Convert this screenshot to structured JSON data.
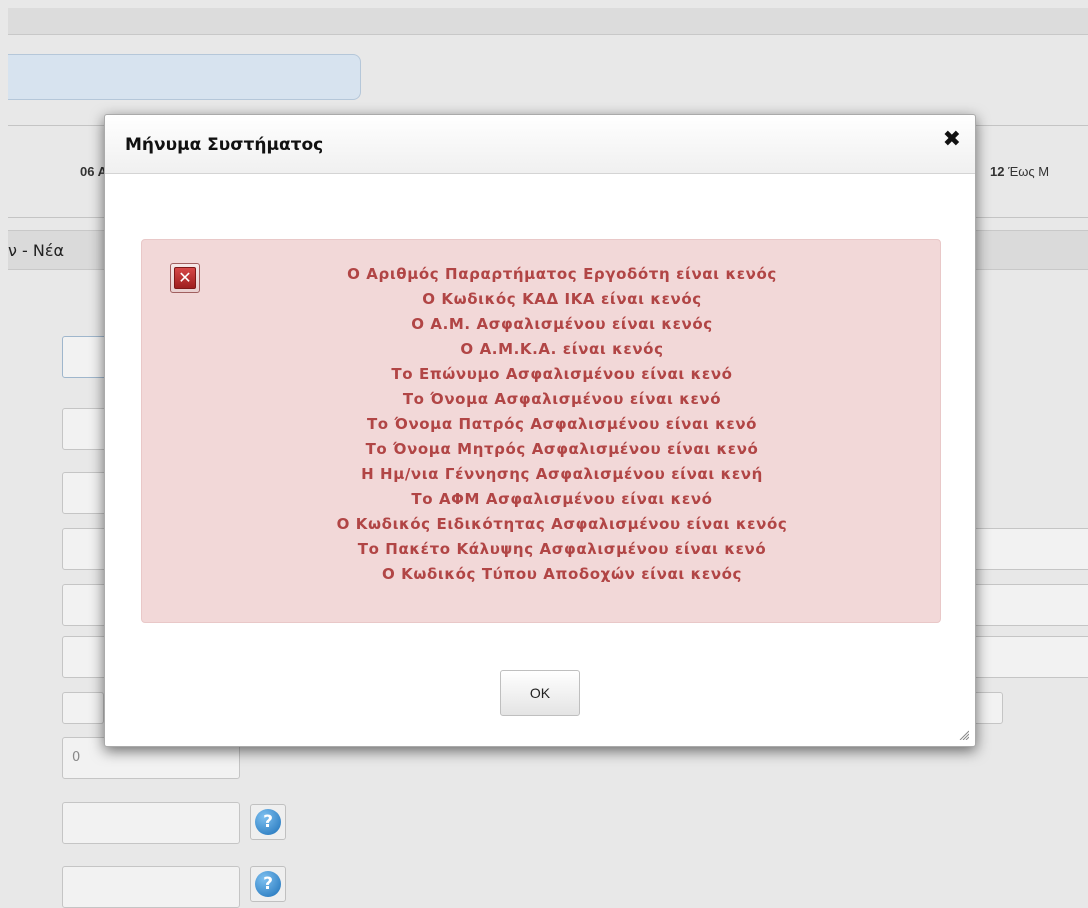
{
  "background": {
    "label_left": "06 Α",
    "label_right_num": "12",
    "label_right_text": " Έως Μ",
    "section_title": "ν - Νέα",
    "zero_field_value": "0",
    "help_icon": "?"
  },
  "dialog": {
    "title": "Μήνυμα Συστήματος",
    "close_icon": "✖",
    "error_icon": "x-box-icon",
    "errors": [
      "Ο Αριθμός Παραρτήματος Εργοδότη είναι κενός",
      "Ο Κωδικός ΚΑΔ ΙΚΑ είναι κενός",
      "Ο Α.Μ. Ασφαλισμένου είναι κενός",
      "Ο Α.Μ.Κ.Α. είναι κενός",
      "Το Επώνυμο Ασφαλισμένου είναι κενό",
      "Το Όνομα Ασφαλισμένου είναι κενό",
      "Το Όνομα Πατρός Ασφαλισμένου είναι κενό",
      "Το Όνομα Μητρός Ασφαλισμένου είναι κενό",
      "Η Ημ/νια Γέννησης Ασφαλισμένου είναι κενή",
      "Το ΑΦΜ Ασφαλισμένου είναι κενό",
      "Ο Κωδικός Ειδικότητας Ασφαλισμένου είναι κενός",
      "Το Πακέτο Κάλυψης Ασφαλισμένου είναι κενό",
      "Ο Κωδικός Τύπου Αποδοχών είναι κενός"
    ],
    "ok_label": "OK"
  },
  "colors": {
    "error_text": "#b14545",
    "error_bg": "#f2d8d8",
    "help_blue": "#1c70b8"
  }
}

> [TASK PROMPT]:
All the records above need to be given again word for word. Skip the pictures.

> [SOLUTION TO THIS TASK]:
Convert this screenshot to structured JSON data.
{
  "background": {
    "label_left": "06 Α",
    "label_right_num": "12",
    "label_right_text": " Έως Μ",
    "section_title": "ν - Νέα",
    "zero_field_value": "0",
    "help_icon": "?"
  },
  "dialog": {
    "title": "Μήνυμα Συστήματος",
    "close_icon": "✖",
    "error_icon": "x-box-icon",
    "errors": [
      "Ο Αριθμός Παραρτήματος Εργοδότη είναι κενός",
      "Ο Κωδικός ΚΑΔ ΙΚΑ είναι κενός",
      "Ο Α.Μ. Ασφαλισμένου είναι κενός",
      "Ο Α.Μ.Κ.Α. είναι κενός",
      "Το Επώνυμο Ασφαλισμένου είναι κενό",
      "Το Όνομα Ασφαλισμένου είναι κενό",
      "Το Όνομα Πατρός Ασφαλισμένου είναι κενό",
      "Το Όνομα Μητρός Ασφαλισμένου είναι κενό",
      "Η Ημ/νια Γέννησης Ασφαλισμένου είναι κενή",
      "Το ΑΦΜ Ασφαλισμένου είναι κενό",
      "Ο Κωδικός Ειδικότητας Ασφαλισμένου είναι κενός",
      "Το Πακέτο Κάλυψης Ασφαλισμένου είναι κενό",
      "Ο Κωδικός Τύπου Αποδοχών είναι κενός"
    ],
    "ok_label": "OK"
  },
  "colors": {
    "error_text": "#b14545",
    "error_bg": "#f2d8d8",
    "help_blue": "#1c70b8"
  }
}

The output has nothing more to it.